:: WHAT YOU ARE ASKED TO DO ::
Copy each line below in which the string "WHEN" occurs.
Begin INFORMATION GIVEN
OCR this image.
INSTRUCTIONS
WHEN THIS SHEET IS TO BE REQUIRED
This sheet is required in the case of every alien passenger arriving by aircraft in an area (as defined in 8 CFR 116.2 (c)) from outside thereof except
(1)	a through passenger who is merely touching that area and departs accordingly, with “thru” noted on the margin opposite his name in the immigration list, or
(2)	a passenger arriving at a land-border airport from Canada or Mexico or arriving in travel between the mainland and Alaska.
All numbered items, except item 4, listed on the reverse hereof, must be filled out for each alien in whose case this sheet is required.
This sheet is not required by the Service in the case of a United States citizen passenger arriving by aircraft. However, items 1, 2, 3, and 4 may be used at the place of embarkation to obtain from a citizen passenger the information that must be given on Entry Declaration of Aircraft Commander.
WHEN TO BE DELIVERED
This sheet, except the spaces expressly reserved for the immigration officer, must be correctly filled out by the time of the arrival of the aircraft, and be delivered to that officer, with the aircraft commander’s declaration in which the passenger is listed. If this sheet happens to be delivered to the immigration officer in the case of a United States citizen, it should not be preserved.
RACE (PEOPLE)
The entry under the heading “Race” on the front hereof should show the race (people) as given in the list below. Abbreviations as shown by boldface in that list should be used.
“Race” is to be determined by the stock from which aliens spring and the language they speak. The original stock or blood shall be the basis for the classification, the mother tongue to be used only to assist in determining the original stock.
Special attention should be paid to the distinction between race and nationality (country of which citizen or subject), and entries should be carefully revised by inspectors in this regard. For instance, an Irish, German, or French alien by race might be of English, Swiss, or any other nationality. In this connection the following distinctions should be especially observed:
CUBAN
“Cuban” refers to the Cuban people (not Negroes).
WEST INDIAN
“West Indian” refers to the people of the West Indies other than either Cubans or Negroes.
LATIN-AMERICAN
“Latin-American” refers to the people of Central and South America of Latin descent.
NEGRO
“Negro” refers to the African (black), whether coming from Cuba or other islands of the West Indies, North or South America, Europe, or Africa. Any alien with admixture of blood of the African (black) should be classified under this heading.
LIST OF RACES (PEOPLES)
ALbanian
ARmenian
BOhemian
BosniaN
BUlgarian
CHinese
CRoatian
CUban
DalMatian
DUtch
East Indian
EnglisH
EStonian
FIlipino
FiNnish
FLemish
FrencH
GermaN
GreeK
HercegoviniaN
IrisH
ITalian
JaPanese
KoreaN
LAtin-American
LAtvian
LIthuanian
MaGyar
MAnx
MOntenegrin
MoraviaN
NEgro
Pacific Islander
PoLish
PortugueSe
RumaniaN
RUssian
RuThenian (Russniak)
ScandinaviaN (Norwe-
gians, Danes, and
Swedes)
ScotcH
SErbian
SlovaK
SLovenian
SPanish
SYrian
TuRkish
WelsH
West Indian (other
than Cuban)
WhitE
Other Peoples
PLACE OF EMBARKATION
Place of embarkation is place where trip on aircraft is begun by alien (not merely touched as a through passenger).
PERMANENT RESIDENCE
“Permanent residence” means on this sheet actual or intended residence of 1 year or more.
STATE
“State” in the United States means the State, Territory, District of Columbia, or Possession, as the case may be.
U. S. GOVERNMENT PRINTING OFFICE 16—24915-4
End INFORMATION GIVEN
:: FULL ANSWER ::
WHEN THIS SHEET IS TO BE REQUIRED
WHEN TO BE DELIVERED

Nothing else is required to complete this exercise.